**Exercise details**
Find all lines in the listing that include the word "with", then copy them.

:: The data

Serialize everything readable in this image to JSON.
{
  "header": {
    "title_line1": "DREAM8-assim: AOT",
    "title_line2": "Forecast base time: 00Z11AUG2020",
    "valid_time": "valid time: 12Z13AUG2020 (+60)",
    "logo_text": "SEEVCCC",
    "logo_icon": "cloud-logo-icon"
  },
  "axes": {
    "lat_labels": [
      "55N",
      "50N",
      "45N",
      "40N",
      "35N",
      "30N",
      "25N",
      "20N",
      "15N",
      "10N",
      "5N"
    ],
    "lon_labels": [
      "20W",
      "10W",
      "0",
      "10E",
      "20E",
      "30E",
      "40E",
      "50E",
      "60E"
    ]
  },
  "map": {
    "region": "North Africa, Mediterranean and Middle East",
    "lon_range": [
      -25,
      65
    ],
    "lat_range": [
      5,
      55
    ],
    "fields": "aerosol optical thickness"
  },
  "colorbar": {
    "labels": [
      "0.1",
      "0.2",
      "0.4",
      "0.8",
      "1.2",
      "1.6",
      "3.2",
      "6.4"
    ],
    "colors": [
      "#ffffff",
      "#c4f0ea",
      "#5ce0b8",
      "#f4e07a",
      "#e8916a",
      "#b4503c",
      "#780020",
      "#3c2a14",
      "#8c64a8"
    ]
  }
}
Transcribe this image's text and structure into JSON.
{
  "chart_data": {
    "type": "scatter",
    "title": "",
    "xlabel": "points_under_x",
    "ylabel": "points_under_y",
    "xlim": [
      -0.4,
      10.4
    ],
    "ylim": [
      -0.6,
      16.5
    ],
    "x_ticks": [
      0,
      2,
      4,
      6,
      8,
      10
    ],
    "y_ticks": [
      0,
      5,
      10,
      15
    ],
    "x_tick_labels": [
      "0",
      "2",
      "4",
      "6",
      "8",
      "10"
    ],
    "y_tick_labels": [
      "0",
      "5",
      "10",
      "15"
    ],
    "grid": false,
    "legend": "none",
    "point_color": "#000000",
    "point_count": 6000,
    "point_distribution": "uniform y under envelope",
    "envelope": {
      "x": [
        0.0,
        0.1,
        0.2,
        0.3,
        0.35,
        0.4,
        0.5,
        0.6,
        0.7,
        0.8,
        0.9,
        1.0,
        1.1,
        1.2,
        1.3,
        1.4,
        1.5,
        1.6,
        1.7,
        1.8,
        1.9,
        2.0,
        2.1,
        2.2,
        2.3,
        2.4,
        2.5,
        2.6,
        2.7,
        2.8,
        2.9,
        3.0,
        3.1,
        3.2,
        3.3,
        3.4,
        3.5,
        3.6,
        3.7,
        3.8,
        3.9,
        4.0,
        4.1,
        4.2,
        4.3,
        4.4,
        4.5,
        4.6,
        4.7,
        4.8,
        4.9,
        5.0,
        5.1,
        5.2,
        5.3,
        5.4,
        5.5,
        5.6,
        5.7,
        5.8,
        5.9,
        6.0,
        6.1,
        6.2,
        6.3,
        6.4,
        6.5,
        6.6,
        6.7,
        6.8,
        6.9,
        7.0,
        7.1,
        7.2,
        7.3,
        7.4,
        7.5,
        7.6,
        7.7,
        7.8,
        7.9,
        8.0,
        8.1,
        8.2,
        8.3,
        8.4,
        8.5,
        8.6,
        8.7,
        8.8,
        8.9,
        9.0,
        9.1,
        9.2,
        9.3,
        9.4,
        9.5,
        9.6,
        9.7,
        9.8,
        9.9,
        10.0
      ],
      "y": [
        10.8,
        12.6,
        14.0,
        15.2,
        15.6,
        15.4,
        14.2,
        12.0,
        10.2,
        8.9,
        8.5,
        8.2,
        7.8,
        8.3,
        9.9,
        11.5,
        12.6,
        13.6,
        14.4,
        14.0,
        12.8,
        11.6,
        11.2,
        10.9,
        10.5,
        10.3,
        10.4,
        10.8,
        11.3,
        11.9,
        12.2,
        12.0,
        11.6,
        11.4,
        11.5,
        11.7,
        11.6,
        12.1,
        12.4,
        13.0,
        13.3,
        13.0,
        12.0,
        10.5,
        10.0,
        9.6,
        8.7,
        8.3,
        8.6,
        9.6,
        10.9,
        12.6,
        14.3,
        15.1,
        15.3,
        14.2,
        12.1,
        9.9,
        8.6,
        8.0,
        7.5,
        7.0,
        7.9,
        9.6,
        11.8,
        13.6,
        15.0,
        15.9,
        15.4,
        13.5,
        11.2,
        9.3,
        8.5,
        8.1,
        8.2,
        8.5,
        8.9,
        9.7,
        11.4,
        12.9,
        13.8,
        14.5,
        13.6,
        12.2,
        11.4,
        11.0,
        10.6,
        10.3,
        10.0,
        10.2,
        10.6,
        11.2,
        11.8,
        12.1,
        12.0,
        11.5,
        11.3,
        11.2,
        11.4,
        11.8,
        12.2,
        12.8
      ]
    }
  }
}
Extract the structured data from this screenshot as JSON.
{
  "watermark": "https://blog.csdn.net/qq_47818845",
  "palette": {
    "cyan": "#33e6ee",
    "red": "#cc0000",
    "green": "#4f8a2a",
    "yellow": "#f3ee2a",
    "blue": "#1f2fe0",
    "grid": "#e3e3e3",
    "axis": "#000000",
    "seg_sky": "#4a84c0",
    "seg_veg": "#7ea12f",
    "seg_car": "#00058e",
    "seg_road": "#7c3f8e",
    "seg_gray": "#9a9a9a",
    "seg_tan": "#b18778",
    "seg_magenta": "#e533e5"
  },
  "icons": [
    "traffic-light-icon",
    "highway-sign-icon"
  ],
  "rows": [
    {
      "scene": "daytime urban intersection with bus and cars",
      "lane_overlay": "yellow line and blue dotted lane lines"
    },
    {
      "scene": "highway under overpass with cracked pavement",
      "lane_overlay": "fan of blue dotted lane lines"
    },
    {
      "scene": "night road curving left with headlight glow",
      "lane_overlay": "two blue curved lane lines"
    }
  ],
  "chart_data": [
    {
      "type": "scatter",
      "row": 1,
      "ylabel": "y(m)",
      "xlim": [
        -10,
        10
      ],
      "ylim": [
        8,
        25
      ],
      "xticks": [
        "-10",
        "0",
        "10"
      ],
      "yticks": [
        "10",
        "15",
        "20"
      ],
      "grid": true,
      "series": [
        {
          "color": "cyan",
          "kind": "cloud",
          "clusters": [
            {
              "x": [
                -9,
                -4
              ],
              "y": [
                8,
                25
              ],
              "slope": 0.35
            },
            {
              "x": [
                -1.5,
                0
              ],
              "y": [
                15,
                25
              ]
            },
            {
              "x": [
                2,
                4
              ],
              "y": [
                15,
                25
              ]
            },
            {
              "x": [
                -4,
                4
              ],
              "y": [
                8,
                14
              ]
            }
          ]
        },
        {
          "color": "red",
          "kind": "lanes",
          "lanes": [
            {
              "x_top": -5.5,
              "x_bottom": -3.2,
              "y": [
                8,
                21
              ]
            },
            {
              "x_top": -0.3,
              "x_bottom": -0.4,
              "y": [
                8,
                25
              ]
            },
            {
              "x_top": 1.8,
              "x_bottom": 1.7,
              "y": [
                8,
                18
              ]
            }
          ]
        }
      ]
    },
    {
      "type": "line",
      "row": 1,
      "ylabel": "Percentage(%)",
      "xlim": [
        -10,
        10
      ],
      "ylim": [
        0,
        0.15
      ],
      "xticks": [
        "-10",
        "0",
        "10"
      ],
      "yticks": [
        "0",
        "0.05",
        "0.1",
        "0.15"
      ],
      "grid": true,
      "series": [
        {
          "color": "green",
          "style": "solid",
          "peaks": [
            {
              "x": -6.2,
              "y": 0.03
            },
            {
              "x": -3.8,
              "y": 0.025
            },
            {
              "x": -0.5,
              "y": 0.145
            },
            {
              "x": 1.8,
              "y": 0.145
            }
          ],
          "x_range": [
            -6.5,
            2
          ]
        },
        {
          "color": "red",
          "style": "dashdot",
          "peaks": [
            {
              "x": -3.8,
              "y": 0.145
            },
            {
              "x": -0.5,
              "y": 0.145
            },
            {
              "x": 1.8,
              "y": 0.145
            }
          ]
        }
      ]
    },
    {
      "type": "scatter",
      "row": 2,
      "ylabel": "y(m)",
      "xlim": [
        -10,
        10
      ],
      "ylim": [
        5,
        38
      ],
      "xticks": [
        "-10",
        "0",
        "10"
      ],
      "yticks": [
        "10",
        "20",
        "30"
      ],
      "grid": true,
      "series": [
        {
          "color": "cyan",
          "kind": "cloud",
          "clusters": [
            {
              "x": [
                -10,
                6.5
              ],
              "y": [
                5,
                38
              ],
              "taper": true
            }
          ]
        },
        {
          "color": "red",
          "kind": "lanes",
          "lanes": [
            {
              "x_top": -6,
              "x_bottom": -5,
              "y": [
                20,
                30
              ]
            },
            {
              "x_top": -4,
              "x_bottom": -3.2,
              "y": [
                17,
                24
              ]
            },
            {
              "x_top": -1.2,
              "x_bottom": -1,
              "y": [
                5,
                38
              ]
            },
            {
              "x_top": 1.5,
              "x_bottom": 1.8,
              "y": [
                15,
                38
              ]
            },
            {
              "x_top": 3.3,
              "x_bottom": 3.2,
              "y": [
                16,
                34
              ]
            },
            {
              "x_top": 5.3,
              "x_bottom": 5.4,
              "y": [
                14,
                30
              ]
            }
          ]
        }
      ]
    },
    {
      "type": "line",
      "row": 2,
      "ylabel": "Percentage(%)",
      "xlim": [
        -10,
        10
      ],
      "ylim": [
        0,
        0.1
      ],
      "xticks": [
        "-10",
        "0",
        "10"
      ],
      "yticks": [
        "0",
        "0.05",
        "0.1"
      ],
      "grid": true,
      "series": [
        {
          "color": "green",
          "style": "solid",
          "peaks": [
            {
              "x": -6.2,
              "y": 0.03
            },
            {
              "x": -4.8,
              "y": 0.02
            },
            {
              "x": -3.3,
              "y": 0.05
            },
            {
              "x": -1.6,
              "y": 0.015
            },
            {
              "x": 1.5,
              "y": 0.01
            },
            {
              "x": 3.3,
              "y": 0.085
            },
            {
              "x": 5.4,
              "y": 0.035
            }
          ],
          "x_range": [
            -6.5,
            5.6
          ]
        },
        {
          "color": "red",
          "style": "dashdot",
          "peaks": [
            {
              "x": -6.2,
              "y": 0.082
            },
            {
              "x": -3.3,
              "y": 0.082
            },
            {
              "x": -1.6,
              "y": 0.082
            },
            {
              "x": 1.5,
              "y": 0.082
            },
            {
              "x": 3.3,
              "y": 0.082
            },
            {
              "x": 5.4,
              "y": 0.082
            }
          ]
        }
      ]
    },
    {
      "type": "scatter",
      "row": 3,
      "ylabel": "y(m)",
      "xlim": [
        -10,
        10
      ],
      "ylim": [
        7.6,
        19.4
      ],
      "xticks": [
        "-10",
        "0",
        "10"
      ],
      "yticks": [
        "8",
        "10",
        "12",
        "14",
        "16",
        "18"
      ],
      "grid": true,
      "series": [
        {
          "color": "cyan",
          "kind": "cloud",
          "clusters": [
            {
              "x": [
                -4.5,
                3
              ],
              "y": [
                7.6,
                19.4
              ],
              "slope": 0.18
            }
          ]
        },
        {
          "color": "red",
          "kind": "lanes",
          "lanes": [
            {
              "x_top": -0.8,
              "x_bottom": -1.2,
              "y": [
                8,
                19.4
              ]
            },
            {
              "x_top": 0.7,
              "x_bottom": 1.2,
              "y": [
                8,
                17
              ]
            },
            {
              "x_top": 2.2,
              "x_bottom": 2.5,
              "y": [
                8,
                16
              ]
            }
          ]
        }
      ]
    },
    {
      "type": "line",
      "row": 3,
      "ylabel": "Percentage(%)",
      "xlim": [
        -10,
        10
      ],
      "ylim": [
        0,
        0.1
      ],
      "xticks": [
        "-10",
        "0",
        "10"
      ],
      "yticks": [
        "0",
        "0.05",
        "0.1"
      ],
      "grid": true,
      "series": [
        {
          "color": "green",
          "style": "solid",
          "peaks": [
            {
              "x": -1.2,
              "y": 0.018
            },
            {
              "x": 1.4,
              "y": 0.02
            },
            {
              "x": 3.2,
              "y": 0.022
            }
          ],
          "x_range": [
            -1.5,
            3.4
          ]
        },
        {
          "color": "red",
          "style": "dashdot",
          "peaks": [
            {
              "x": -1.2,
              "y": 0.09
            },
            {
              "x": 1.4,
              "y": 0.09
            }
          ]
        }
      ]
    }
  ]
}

::::

**Response to the exercise**
      "scene": "daytime urban intersection with bus and cars",
      "scene": "highway under overpass with cracked pavement",
      "scene": "night road curving left with headlight glow",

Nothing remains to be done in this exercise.